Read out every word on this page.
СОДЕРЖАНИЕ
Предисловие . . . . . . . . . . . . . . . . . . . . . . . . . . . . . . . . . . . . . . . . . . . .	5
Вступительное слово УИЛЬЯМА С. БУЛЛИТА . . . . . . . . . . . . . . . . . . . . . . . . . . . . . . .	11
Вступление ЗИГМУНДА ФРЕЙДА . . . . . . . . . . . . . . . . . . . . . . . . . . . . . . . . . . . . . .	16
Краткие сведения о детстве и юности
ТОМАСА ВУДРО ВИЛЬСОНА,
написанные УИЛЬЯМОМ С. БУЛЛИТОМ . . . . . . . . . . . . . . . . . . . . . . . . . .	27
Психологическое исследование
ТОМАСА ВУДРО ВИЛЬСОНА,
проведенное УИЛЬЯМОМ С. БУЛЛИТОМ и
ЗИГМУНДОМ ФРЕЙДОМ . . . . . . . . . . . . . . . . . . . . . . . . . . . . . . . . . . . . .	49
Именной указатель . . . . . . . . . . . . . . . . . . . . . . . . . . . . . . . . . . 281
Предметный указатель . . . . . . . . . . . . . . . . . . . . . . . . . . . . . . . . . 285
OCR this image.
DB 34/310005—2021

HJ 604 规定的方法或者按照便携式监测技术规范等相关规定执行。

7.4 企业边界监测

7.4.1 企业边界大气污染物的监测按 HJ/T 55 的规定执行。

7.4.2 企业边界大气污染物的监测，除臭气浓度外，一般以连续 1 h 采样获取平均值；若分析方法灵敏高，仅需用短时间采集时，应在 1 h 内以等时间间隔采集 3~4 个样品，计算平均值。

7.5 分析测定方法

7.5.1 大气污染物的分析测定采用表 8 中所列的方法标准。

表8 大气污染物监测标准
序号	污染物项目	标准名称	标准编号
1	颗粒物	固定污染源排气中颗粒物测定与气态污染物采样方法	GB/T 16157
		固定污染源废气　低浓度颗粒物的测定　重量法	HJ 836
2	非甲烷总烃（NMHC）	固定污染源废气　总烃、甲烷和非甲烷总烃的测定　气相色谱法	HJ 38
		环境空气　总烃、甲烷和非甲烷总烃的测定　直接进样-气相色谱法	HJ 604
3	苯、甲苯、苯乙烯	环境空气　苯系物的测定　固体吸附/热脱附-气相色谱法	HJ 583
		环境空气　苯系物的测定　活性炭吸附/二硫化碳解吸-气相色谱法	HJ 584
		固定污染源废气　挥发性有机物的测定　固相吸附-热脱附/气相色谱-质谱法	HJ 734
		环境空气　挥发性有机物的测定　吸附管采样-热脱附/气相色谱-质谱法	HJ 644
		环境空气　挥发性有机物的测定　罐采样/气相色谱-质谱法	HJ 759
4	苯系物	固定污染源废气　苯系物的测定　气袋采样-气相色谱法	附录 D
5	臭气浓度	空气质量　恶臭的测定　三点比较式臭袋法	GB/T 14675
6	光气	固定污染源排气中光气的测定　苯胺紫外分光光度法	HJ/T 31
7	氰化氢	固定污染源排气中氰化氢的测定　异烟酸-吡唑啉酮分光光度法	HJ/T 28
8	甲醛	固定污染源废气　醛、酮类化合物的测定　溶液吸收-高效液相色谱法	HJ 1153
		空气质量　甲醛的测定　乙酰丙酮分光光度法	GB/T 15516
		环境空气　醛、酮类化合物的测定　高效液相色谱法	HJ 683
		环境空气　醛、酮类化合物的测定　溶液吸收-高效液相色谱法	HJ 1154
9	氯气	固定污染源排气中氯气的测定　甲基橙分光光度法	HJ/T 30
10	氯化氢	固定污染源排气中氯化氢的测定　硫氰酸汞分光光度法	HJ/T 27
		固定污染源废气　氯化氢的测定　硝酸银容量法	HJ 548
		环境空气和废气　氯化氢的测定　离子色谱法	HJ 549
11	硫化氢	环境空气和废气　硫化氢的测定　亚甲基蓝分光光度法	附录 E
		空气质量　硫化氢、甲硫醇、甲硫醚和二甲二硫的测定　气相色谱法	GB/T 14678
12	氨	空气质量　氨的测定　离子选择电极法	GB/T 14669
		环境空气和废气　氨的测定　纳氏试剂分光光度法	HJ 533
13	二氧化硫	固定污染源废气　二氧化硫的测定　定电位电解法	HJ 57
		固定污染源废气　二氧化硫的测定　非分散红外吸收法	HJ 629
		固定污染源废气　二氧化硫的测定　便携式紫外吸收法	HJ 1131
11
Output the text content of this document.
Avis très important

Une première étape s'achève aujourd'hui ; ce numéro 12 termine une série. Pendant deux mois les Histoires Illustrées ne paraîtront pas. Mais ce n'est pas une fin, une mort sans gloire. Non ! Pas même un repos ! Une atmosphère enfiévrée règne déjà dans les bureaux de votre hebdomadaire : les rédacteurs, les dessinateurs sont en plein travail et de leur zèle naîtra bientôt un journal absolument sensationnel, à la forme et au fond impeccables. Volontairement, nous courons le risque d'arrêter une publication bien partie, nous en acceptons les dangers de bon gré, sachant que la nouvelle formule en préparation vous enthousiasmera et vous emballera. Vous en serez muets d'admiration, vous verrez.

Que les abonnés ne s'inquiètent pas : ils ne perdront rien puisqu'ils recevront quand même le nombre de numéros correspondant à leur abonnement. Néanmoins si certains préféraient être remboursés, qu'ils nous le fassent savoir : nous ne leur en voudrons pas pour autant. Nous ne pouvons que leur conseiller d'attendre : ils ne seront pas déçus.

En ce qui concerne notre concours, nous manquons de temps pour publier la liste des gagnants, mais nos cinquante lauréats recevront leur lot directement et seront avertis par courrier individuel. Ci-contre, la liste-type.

■ WHAT YOU NEED TO DO:
Exactly as shown, repeat every record.

■ RESULT:
Read out every word on this page.
СОДЕРЖАНИЕ
Предисловие . . . . . . . . . . . . . . . . . . . . . . . . . . . . . . . . . . . . . . . . . . . .	5
Вступительное слово УИЛЬЯМА С. БУЛЛИТА . . . . . . . . . . . . . . . . . . . . . . . . . . . . . . .	11
Вступление ЗИГМУНДА ФРЕЙДА . . . . . . . . . . . . . . . . . . . . . . . . . . . . . . . . . . . . . .	16
Краткие сведения о детстве и юности
ТОМАСА ВУДРО ВИЛЬСОНА,
написанные УИЛЬЯМОМ С. БУЛЛИТОМ . . . . . . . . . . . . . . . . . . . . . . . . . .	27
Психологическое исследование
ТОМАСА ВУДРО ВИЛЬСОНА,
проведенное УИЛЬЯМОМ С. БУЛЛИТОМ и
ЗИГМУНДОМ ФРЕЙДОМ . . . . . . . . . . . . . . . . . . . . . . . . . . . . . . . . . . . . .	49
Именной указатель . . . . . . . . . . . . . . . . . . . . . . . . . . . . . . . . . . 281
Предметный указатель . . . . . . . . . . . . . . . . . . . . . . . . . . . . . . . . . 285
OCR this image.
DB 34/310005—2021

HJ 604 规定的方法或者按照便携式监测技术规范等相关规定执行。

7.4 企业边界监测

7.4.1 企业边界大气污染物的监测按 HJ/T 55 的规定执行。

7.4.2 企业边界大气污染物的监测，除臭气浓度外，一般以连续 1 h 采样获取平均值；若分析方法灵敏高，仅需用短时间采集时，应在 1 h 内以等时间间隔采集 3~4 个样品，计算平均值。

7.5 分析测定方法

7.5.1 大气污染物的分析测定采用表 8 中所列的方法标准。

表8 大气污染物监测标准
序号	污染物项目	标准名称	标准编号
1	颗粒物	固定污染源排气中颗粒物测定与气态污染物采样方法	GB/T 16157
		固定污染源废气　低浓度颗粒物的测定　重量法	HJ 836
2	非甲烷总烃（NMHC）	固定污染源废气　总烃、甲烷和非甲烷总烃的测定　气相色谱法	HJ 38
		环境空气　总烃、甲烷和非甲烷总烃的测定　直接进样-气相色谱法	HJ 604
3	苯、甲苯、苯乙烯	环境空气　苯系物的测定　固体吸附/热脱附-气相色谱法	HJ 583
		环境空气　苯系物的测定　活性炭吸附/二硫化碳解吸-气相色谱法	HJ 584
		固定污染源废气　挥发性有机物的测定　固相吸附-热脱附/气相色谱-质谱法	HJ 734
		环境空气　挥发性有机物的测定　吸附管采样-热脱附/气相色谱-质谱法	HJ 644
		环境空气　挥发性有机物的测定　罐采样/气相色谱-质谱法	HJ 759
4	苯系物	固定污染源废气　苯系物的测定　气袋采样-气相色谱法	附录 D
5	臭气浓度	空气质量　恶臭的测定　三点比较式臭袋法	GB/T 14675
6	光气	固定污染源排气中光气的测定　苯胺紫外分光光度法	HJ/T 31
7	氰化氢	固定污染源排气中氰化氢的测定　异烟酸-吡唑啉酮分光光度法	HJ/T 28
8	甲醛	固定污染源废气　醛、酮类化合物的测定　溶液吸收-高效液相色谱法	HJ 1153
		空气质量　甲醛的测定　乙酰丙酮分光光度法	GB/T 15516
		环境空气　醛、酮类化合物的测定　高效液相色谱法	HJ 683
		环境空气　醛、酮类化合物的测定　溶液吸收-高效液相色谱法	HJ 1154
9	氯气	固定污染源排气中氯气的测定　甲基橙分光光度法	HJ/T 30
10	氯化氢	固定污染源排气中氯化氢的测定　硫氰酸汞分光光度法	HJ/T 27
		固定污染源废气　氯化氢的测定　硝酸银容量法	HJ 548
		环境空气和废气　氯化氢的测定　离子色谱法	HJ 549
11	硫化氢	环境空气和废气　硫化氢的测定　亚甲基蓝分光光度法	附录 E
		空气质量　硫化氢、甲硫醇、甲硫醚和二甲二硫的测定　气相色谱法	GB/T 14678
12	氨	空气质量　氨的测定　离子选择电极法	GB/T 14669
		环境空气和废气　氨的测定　纳氏试剂分光光度法	HJ 533
13	二氧化硫	固定污染源废气　二氧化硫的测定　定电位电解法	HJ 57
		固定污染源废气　二氧化硫的测定　非分散红外吸收法	HJ 629
		固定污染源废气　二氧化硫的测定　便携式紫外吸收法	HJ 1131
11
Output the text content of this document.
Avis très important

Une première étape s'achève aujourd'hui ; ce numéro 12 termine une série. Pendant deux mois les Histoires Illustrées ne paraîtront pas. Mais ce n'est pas une fin, une mort sans gloire. Non ! Pas même un repos ! Une atmosphère enfiévrée règne déjà dans les bureaux de votre hebdomadaire : les rédacteurs, les dessinateurs sont en plein travail et de leur zèle naîtra bientôt un journal absolument sensationnel, à la forme et au fond impeccables. Volontairement, nous courons le risque d'arrêter une publication bien partie, nous en acceptons les dangers de bon gré, sachant que la nouvelle formule en préparation vous enthousiasmera et vous emballera. Vous en serez muets d'admiration, vous verrez.

Que les abonnés ne s'inquiètent pas : ils ne perdront rien puisqu'ils recevront quand même le nombre de numéros correspondant à leur abonnement. Néanmoins si certains préféraient être remboursés, qu'ils nous le fassent savoir : nous ne leur en voudrons pas pour autant. Nous ne pouvons que leur conseiller d'attendre : ils ne seront pas déçus.

En ce qui concerne notre concours, nous manquons de temps pour publier la liste des gagnants, mais nos cinquante lauréats recevront leur lot directement et seront avertis par courrier individuel. Ci-contre, la liste-type.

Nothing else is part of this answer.